- _THE TASKS_
1. Which broad-based ETFs does the first post in the forum thread name as holdings?
2. Copy the forum thread word for word from "I also have" up to and including "heart out Vancouverites!!).".

- _TEXT EXTRACT_
* * * * *

Belguy, looks like you are trying more to convince yourself than somebody esle that ETF indexing is the best  
If you feel like this, go with it....
I also have some broad base ETF like VEA, VTI, PRF...but majority my holdings are blue-chip dividend paying stocks...now I'm accumulating , later will be living from dividends


----------



## Belguy (May 24, 2010)

Enjoy!! 

And now, it's bedtime for Bonzo. I need my rest because it looks like tomorrow is a shovelling day (eat your heart out Vancouverites!!).


----------



## fatcat (Nov 11, 2009)

Belguy said:


> I have often heard that more diversification often results in diworsification and that slicing and dicing your portfolio only makes it more difficult and expensive to manage with no guarantee of better results.
> 
> Again, it comes back to a portfolio of four or five of the lowest-fee, broadest-based ETF's, such as those offered by Vanguard, and then just let it be and don't go chasing after better returns.

* * * * *

- _INFORMATION PROVIDED_
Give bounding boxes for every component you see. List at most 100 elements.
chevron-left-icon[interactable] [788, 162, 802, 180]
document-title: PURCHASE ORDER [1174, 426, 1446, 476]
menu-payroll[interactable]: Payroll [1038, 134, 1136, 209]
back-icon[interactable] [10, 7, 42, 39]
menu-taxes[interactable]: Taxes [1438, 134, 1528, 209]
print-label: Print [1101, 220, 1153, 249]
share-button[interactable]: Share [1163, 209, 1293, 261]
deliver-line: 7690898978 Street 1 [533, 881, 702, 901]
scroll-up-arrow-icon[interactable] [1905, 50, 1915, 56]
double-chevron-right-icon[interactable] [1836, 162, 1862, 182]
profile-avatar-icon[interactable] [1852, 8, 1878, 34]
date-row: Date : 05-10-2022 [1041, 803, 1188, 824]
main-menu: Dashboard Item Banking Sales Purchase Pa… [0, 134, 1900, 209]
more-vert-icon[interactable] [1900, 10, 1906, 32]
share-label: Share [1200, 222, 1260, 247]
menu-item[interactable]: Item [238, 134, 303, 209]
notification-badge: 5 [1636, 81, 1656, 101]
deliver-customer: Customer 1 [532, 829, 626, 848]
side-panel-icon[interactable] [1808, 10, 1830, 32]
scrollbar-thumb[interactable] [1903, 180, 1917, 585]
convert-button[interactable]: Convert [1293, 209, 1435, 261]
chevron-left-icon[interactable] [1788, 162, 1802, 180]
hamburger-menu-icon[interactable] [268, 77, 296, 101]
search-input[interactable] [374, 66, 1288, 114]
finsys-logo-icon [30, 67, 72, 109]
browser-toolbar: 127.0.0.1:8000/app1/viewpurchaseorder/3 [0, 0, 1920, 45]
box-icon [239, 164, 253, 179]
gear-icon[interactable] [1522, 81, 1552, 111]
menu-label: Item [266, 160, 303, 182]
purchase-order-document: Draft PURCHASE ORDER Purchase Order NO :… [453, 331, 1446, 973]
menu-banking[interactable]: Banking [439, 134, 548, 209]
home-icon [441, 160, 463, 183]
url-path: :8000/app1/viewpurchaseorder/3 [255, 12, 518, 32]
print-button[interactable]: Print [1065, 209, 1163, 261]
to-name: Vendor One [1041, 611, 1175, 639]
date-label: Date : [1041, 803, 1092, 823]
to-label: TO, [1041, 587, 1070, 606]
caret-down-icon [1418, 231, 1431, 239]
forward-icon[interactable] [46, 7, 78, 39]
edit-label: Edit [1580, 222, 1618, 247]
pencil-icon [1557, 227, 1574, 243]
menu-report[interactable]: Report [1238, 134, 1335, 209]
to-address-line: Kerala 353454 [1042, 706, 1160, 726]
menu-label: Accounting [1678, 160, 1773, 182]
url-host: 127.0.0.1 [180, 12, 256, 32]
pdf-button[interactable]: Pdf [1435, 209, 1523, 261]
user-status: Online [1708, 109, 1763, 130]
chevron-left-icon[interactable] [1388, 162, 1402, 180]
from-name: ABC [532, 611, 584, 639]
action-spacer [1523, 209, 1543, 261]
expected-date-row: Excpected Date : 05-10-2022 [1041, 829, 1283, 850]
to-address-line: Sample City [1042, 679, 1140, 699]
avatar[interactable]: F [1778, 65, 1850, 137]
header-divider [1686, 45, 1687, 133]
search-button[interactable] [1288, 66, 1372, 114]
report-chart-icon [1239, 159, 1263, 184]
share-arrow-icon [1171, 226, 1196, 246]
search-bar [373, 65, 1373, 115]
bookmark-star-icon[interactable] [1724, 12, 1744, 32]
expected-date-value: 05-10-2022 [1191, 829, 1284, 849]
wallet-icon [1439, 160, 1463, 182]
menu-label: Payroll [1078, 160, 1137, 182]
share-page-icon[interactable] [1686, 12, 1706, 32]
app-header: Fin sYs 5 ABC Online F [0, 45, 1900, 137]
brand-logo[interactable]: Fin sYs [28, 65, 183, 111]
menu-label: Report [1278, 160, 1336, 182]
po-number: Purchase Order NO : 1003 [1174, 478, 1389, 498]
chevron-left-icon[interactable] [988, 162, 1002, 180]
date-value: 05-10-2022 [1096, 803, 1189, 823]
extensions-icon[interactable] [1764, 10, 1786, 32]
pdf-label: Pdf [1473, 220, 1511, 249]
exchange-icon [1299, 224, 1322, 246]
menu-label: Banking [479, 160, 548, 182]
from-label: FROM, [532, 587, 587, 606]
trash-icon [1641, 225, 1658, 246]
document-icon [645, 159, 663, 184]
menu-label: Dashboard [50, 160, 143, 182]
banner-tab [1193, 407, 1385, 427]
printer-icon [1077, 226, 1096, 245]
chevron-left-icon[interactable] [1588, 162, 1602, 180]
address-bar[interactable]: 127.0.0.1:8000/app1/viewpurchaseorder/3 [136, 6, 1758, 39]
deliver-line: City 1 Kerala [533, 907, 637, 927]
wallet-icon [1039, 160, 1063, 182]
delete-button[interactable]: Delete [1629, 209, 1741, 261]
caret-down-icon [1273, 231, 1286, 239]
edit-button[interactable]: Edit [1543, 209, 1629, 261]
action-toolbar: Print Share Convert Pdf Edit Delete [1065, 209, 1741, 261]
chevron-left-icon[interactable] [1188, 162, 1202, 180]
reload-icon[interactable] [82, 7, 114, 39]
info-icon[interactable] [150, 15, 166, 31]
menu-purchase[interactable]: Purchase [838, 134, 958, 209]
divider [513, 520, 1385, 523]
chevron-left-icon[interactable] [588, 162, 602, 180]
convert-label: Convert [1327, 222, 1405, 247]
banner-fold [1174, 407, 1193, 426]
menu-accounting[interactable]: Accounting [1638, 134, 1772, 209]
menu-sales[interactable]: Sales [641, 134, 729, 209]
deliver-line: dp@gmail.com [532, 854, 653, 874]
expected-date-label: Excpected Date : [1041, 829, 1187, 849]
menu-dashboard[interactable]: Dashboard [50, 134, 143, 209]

* * * * *

- _TASK ANSWERS_
1. VEA, VTI, and PRF.

2.
I also have some broad base ETF like VEA, VTI, PRF...but majority my holdings are blue-chip dividend paying stocks...now I'm accumulating , later will be living from dividends


----------



## Belguy (May 24, 2010)

Enjoy!! 

And now, it's bedtime for Bonzo. I need my rest because it looks like tomorrow is a shovelling day (eat your heart out Vancouverites!!).